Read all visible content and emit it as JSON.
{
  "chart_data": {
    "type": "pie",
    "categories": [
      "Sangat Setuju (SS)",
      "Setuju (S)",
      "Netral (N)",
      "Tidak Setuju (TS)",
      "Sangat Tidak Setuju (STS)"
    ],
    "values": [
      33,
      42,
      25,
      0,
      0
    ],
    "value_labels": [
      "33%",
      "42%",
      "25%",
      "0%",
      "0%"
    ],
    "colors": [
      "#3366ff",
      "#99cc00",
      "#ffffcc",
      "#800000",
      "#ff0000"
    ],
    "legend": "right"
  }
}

━━━━━━━━━━━━━━━━

▶ _Set problem_: Give the entries again in full, exactly as they are written.

▶ _Response to the exercise_:
Read all visible content and emit it as JSON.
{
  "chart_data": {
    "type": "pie",
    "categories": [
      "Sangat Setuju (SS)",
      "Setuju (S)",
      "Netral (N)",
      "Tidak Setuju (TS)",
      "Sangat Tidak Setuju (STS)"
    ],
    "values": [
      33,
      42,
      25,
      0,
      0
    ],
    "value_labels": [
      "33%",
      "42%",
      "25%",
      "0%",
      "0%"
    ],
    "colors": [
      "#3366ff",
      "#99cc00",
      "#ffffcc",
      "#800000",
      "#ff0000"
    ],
    "legend": "right"
  }
}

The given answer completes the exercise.